Element placement data:
## Start
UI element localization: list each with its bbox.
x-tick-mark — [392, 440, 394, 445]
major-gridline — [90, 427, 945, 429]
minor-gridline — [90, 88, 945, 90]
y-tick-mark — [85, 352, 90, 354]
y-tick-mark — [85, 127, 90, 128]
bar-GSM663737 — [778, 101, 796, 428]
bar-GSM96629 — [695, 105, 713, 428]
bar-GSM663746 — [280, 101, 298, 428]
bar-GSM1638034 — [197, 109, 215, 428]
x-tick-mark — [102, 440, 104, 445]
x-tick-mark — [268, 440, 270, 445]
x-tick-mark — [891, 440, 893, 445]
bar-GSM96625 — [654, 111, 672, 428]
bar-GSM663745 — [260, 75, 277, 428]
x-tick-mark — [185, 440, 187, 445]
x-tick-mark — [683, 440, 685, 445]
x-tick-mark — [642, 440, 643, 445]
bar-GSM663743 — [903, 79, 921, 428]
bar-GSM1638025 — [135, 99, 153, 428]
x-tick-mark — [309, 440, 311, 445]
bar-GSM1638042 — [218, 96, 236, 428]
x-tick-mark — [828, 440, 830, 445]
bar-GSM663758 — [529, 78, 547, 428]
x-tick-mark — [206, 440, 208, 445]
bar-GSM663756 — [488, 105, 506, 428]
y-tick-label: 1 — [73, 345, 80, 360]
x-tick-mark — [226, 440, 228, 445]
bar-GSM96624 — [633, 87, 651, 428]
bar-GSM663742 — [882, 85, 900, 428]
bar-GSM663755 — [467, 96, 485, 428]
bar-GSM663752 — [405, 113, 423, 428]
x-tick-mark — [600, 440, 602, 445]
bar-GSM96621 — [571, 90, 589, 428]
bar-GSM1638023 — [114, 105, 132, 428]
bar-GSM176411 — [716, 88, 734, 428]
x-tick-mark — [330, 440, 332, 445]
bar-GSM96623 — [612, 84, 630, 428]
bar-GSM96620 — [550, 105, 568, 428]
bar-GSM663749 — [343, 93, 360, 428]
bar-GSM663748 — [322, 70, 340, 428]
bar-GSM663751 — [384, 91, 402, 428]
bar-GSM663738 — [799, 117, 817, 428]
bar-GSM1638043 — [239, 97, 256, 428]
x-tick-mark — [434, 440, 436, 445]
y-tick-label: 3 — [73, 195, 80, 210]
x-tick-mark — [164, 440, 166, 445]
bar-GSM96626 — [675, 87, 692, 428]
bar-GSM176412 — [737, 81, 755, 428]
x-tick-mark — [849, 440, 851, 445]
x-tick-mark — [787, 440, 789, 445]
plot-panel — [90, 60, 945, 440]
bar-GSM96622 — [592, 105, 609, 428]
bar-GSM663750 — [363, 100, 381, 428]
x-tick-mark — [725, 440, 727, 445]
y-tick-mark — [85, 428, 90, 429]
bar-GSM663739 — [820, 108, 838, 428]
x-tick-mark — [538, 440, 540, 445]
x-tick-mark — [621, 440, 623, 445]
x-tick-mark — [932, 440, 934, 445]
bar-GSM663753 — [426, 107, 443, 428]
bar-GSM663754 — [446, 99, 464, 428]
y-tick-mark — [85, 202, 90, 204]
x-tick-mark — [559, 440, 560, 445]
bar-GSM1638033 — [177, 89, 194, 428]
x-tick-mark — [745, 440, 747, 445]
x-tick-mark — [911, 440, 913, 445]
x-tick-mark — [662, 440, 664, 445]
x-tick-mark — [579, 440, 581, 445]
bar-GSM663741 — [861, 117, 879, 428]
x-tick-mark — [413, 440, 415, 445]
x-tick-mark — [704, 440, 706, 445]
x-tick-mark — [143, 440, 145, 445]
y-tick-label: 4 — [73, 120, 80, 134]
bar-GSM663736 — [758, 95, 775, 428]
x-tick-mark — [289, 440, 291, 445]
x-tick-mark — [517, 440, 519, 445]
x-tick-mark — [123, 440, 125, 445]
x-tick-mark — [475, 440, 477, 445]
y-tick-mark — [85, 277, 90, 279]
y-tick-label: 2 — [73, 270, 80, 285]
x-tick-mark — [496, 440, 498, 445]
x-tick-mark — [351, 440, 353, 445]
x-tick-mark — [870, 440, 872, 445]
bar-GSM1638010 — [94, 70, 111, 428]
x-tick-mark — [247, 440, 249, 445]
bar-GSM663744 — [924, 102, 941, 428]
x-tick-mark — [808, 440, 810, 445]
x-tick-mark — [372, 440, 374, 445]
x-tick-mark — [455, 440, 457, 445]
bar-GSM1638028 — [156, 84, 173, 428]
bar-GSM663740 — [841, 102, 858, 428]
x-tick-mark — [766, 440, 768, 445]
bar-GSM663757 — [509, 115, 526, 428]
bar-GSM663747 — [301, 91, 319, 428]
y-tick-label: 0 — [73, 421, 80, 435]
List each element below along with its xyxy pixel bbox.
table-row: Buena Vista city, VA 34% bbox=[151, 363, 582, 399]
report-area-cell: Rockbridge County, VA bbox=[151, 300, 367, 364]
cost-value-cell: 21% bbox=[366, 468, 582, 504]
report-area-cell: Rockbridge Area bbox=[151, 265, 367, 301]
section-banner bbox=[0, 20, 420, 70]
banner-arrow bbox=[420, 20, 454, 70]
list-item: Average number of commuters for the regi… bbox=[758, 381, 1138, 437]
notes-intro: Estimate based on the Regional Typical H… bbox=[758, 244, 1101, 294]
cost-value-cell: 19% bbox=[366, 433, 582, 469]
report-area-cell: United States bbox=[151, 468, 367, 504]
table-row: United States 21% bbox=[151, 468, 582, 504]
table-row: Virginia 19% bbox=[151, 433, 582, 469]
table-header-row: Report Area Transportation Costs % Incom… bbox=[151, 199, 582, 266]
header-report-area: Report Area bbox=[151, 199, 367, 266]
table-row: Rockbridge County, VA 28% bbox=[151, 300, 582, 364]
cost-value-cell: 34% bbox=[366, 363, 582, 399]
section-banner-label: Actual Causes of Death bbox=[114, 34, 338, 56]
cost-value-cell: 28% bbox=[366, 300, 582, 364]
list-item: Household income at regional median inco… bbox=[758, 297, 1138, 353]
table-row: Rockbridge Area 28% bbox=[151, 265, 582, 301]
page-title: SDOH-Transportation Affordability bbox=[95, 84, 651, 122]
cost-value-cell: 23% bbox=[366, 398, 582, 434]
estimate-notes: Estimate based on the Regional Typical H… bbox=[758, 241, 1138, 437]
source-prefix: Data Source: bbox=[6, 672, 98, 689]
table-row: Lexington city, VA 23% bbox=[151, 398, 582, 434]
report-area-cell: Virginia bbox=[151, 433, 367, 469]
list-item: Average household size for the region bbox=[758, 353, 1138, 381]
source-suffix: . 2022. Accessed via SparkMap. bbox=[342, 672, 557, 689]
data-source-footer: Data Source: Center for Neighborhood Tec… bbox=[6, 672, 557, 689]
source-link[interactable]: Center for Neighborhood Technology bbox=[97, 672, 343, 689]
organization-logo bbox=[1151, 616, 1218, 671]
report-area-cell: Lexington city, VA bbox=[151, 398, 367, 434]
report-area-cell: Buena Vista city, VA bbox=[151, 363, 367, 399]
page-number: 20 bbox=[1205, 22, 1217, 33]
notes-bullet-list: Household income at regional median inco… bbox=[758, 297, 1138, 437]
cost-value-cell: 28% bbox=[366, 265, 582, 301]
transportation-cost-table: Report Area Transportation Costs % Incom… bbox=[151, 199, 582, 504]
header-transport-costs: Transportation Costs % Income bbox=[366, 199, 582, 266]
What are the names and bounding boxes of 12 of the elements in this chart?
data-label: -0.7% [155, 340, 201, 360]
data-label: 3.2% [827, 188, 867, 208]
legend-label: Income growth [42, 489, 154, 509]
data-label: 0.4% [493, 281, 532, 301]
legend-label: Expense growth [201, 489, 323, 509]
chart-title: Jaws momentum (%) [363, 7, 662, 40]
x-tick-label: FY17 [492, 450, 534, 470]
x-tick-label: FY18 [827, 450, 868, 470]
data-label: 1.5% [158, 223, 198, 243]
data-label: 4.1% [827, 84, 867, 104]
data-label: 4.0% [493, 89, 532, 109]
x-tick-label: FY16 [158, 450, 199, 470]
## End
Rewrite the rows, from the first one through the line containing "bar-GSM96625 — [654, 111, 672, 428]", as a Markdown table with the columns "No." and "Entry", where "No." gives each line's position and blank lines are dropped.

**The solution**
| No. | Entry |
|---|---|
| 1 | UI element localization: list each with its bbox. |
| 2 | x-tick-mark — [392, 440, 394, 445] |
| 3 | major-gridline — [90, 427, 945, 429] |
| 4 | minor-gridline — [90, 88, 945, 90] |
| 5 | y-tick-mark — [85, 352, 90, 354] |
| 6 | y-tick-mark — [85, 127, 90, 128] |
| 7 | bar-GSM663737 — [778, 101, 796, 428] |
| 8 | bar-GSM96629 — [695, 105, 713, 428] |
| 9 | bar-GSM663746 — [280, 101, 298, 428] |
| 10 | bar-GSM1638034 — [197, 109, 215, 428] |
| 11 | x-tick-mark — [102, 440, 104, 445] |
| 12 | x-tick-mark — [268, 440, 270, 445] |
| 13 | x-tick-mark — [891, 440, 893, 445] |
| 14 | bar-GSM96625 — [654, 111, 672, 428] |